Provided records ::
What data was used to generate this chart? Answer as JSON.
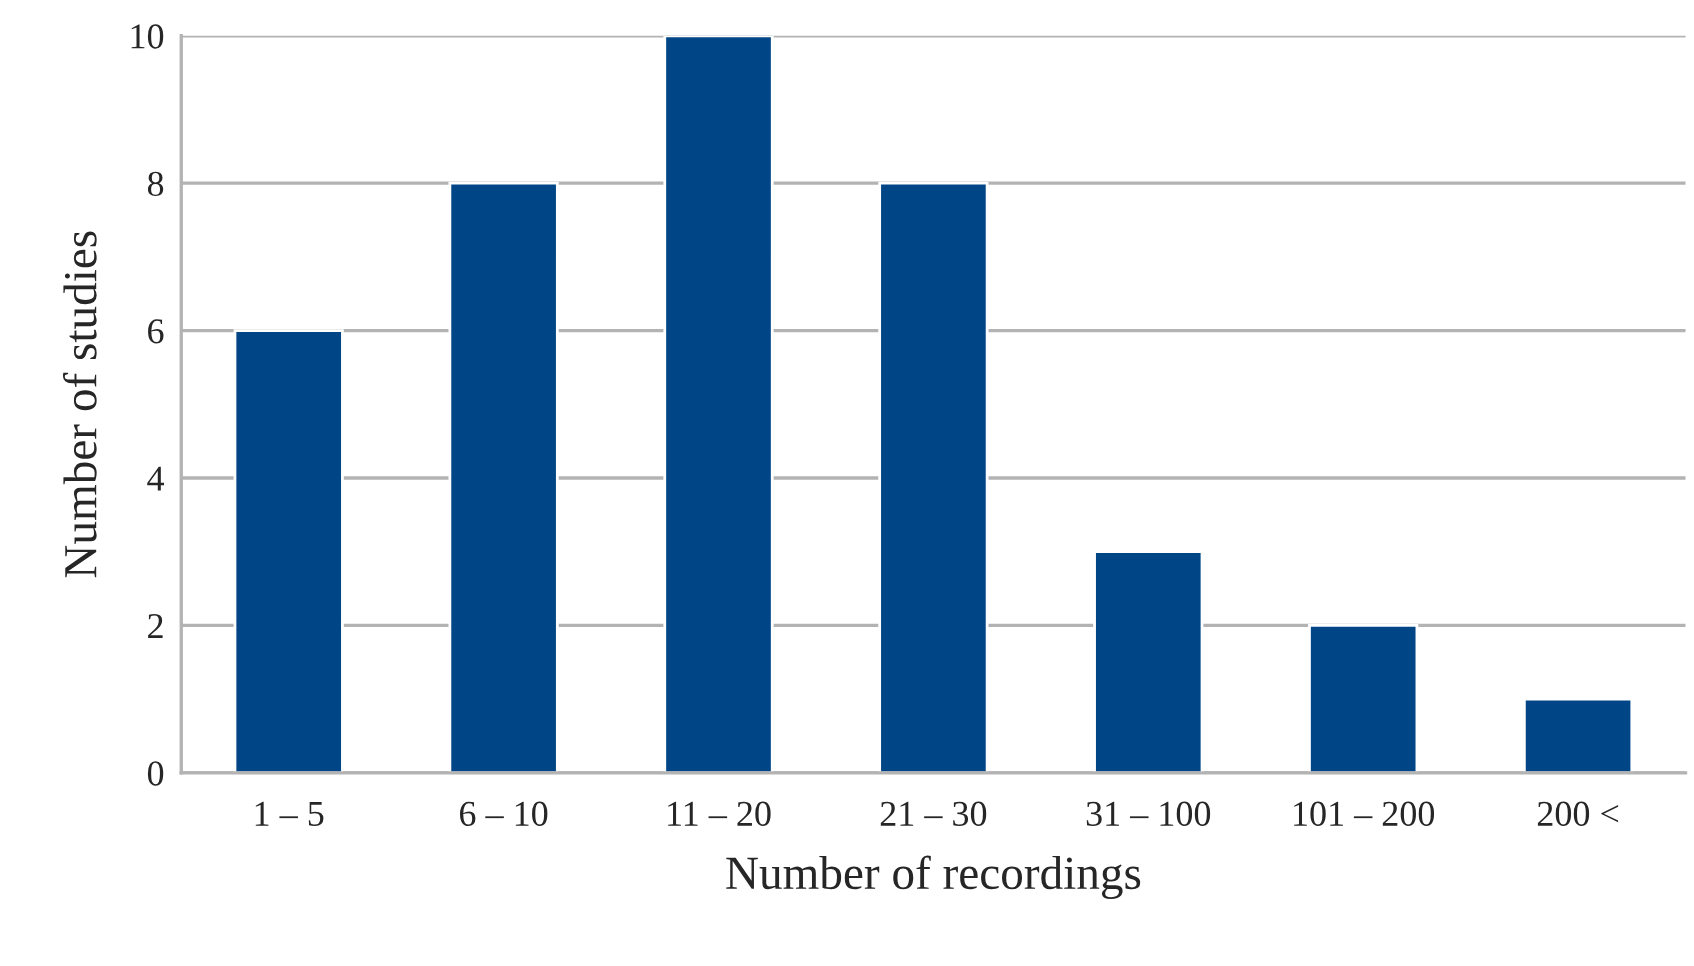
{
  "chart_data": {
    "type": "bar",
    "xlabel": "Number of recordings",
    "ylabel": "Number of studies",
    "categories": [
      "1 – 5",
      "6 – 10",
      "11 – 20",
      "21 – 30",
      "31 – 100",
      "101 – 200",
      "200 <"
    ],
    "values": [
      6,
      8,
      10,
      8,
      3,
      2,
      1
    ],
    "color": "#004586",
    "ylim": [
      0,
      10
    ],
    "yticks": [
      0,
      2,
      4,
      6,
      8,
      10
    ],
    "grid": "y"
  }
}
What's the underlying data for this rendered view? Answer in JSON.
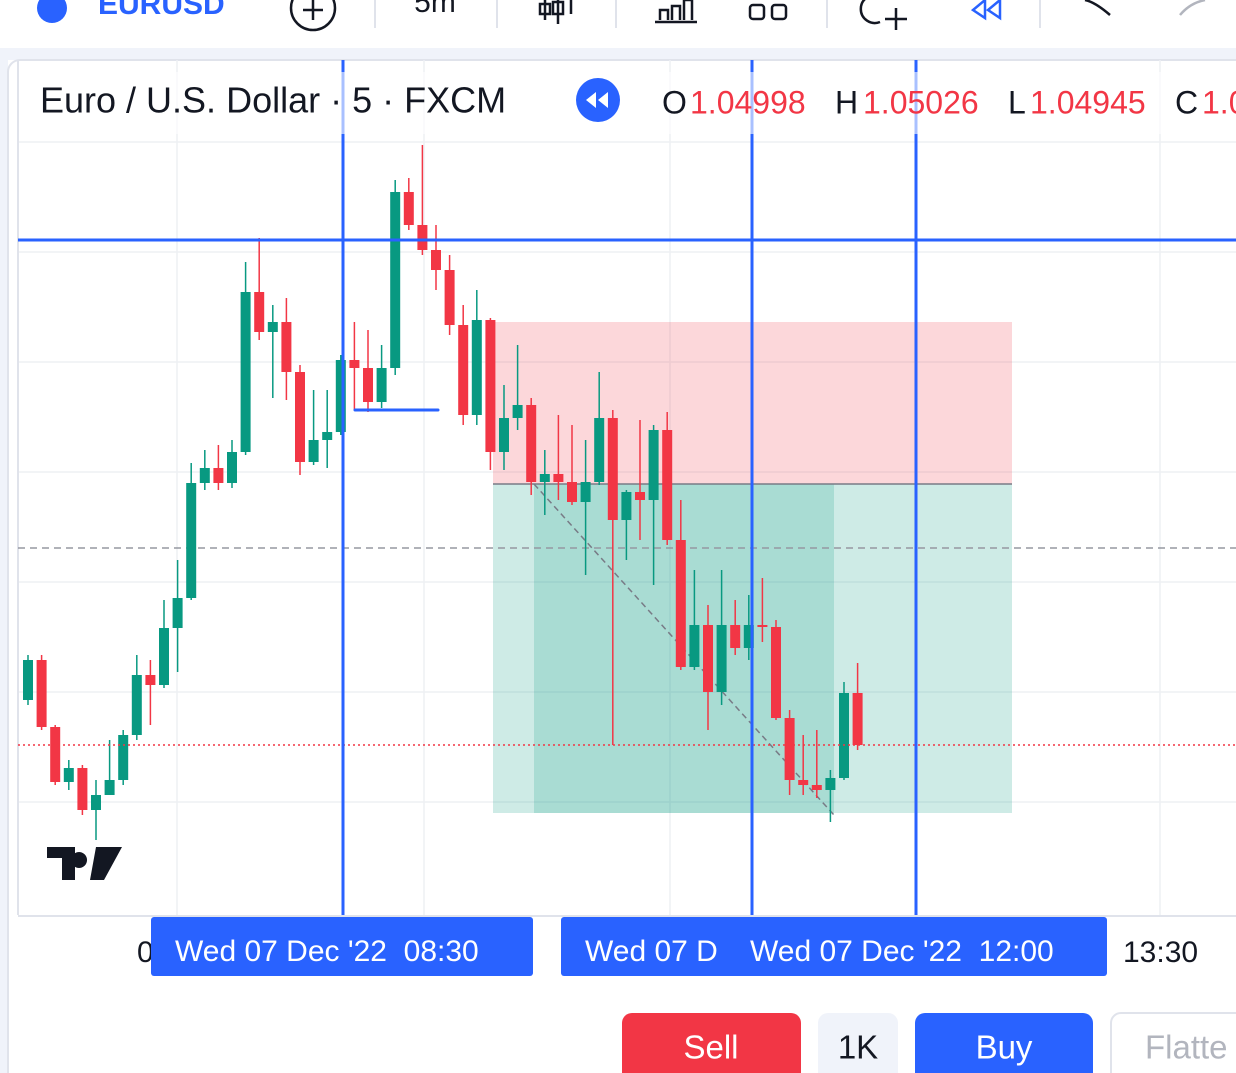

Set exercise :: Output every entry verbatim. Pictures do not belong in the copy.

Solution to the problem ::
What data was used to generate this chart? Answer as JSON.
{
  "chart_data": {
    "type": "bar",
    "xlabel": "Number of recordings",
    "ylabel": "Number of studies",
    "categories": [
      "1 – 5",
      "6 – 10",
      "11 – 20",
      "21 – 30",
      "31 – 100",
      "101 – 200",
      "200 <"
    ],
    "values": [
      6,
      8,
      10,
      8,
      3,
      2,
      1
    ],
    "color": "#004586",
    "ylim": [
      0,
      10
    ],
    "yticks": [
      0,
      2,
      4,
      6,
      8,
      10
    ],
    "grid": "y"
  }
}
What's the underlying data for this rendered view? Answer in JSON.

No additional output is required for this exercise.